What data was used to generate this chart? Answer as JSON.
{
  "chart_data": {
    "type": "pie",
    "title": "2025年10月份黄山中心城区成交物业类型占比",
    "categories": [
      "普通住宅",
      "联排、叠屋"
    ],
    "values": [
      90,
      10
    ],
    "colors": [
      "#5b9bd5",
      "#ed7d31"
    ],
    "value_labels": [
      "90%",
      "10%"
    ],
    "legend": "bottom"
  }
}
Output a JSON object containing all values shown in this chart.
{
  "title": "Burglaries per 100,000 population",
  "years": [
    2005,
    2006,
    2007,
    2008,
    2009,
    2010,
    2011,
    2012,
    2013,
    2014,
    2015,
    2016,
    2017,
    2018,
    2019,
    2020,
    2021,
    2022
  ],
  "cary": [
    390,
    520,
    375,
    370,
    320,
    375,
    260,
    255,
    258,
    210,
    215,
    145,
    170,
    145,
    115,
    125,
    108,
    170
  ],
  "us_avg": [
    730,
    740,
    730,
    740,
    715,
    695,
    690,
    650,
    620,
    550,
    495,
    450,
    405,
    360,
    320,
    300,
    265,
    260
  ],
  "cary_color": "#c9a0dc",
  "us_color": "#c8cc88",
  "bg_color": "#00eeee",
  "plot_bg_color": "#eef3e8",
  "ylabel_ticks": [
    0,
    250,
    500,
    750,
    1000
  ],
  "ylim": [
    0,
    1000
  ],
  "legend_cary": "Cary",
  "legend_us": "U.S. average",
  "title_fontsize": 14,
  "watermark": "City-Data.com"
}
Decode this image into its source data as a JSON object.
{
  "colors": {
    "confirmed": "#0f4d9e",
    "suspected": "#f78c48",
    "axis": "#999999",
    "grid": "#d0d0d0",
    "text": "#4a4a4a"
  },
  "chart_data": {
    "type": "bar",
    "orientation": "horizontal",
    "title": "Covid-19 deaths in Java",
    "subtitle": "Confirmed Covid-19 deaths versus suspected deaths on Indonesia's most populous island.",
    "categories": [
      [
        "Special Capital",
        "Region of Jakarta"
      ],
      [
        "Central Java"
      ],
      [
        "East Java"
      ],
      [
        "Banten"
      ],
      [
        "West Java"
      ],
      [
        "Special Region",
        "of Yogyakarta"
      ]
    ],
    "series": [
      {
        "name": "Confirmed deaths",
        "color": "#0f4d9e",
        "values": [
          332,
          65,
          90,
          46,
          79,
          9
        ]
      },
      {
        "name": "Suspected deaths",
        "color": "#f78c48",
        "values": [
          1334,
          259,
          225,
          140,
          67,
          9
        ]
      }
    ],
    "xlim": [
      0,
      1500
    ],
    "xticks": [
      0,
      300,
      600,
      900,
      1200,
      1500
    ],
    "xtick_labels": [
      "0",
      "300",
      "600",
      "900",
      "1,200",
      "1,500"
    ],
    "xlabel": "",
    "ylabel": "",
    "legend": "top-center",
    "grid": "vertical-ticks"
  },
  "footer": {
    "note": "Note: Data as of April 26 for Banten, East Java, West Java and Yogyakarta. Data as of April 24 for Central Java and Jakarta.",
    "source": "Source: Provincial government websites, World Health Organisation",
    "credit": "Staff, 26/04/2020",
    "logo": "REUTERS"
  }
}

━━━━━━━━━━━━━━━━━━━━━━━━━━━━━━

# To do:
Please give back all of the records exactly as written.

# Written answer:
What data was used to generate this chart? Answer as JSON.
{
  "chart_data": {
    "type": "pie",
    "title": "2025年10月份黄山中心城区成交物业类型占比",
    "categories": [
      "普通住宅",
      "联排、叠屋"
    ],
    "values": [
      90,
      10
    ],
    "colors": [
      "#5b9bd5",
      "#ed7d31"
    ],
    "value_labels": [
      "90%",
      "10%"
    ],
    "legend": "bottom"
  }
}
Output a JSON object containing all values shown in this chart.
{
  "title": "Burglaries per 100,000 population",
  "years": [
    2005,
    2006,
    2007,
    2008,
    2009,
    2010,
    2011,
    2012,
    2013,
    2014,
    2015,
    2016,
    2017,
    2018,
    2019,
    2020,
    2021,
    2022
  ],
  "cary": [
    390,
    520,
    375,
    370,
    320,
    375,
    260,
    255,
    258,
    210,
    215,
    145,
    170,
    145,
    115,
    125,
    108,
    170
  ],
  "us_avg": [
    730,
    740,
    730,
    740,
    715,
    695,
    690,
    650,
    620,
    550,
    495,
    450,
    405,
    360,
    320,
    300,
    265,
    260
  ],
  "cary_color": "#c9a0dc",
  "us_color": "#c8cc88",
  "bg_color": "#00eeee",
  "plot_bg_color": "#eef3e8",
  "ylabel_ticks": [
    0,
    250,
    500,
    750,
    1000
  ],
  "ylim": [
    0,
    1000
  ],
  "legend_cary": "Cary",
  "legend_us": "U.S. average",
  "title_fontsize": 14,
  "watermark": "City-Data.com"
}
Decode this image into its source data as a JSON object.
{
  "colors": {
    "confirmed": "#0f4d9e",
    "suspected": "#f78c48",
    "axis": "#999999",
    "grid": "#d0d0d0",
    "text": "#4a4a4a"
  },
  "chart_data": {
    "type": "bar",
    "orientation": "horizontal",
    "title": "Covid-19 deaths in Java",
    "subtitle": "Confirmed Covid-19 deaths versus suspected deaths on Indonesia's most populous island.",
    "categories": [
      [
        "Special Capital",
        "Region of Jakarta"
      ],
      [
        "Central Java"
      ],
      [
        "East Java"
      ],
      [
        "Banten"
      ],
      [
        "West Java"
      ],
      [
        "Special Region",
        "of Yogyakarta"
      ]
    ],
    "series": [
      {
        "name": "Confirmed deaths",
        "color": "#0f4d9e",
        "values": [
          332,
          65,
          90,
          46,
          79,
          9
        ]
      },
      {
        "name": "Suspected deaths",
        "color": "#f78c48",
        "values": [
          1334,
          259,
          225,
          140,
          67,
          9
        ]
      }
    ],
    "xlim": [
      0,
      1500
    ],
    "xticks": [
      0,
      300,
      600,
      900,
      1200,
      1500
    ],
    "xtick_labels": [
      "0",
      "300",
      "600",
      "900",
      "1,200",
      "1,500"
    ],
    "xlabel": "",
    "ylabel": "",
    "legend": "top-center",
    "grid": "vertical-ticks"
  },
  "footer": {
    "note": "Note: Data as of April 26 for Banten, East Java, West Java and Yogyakarta. Data as of April 24 for Central Java and Jakarta.",
    "source": "Source: Provincial government websites, World Health Organisation",
    "credit": "Staff, 26/04/2020",
    "logo": "REUTERS"
  }
}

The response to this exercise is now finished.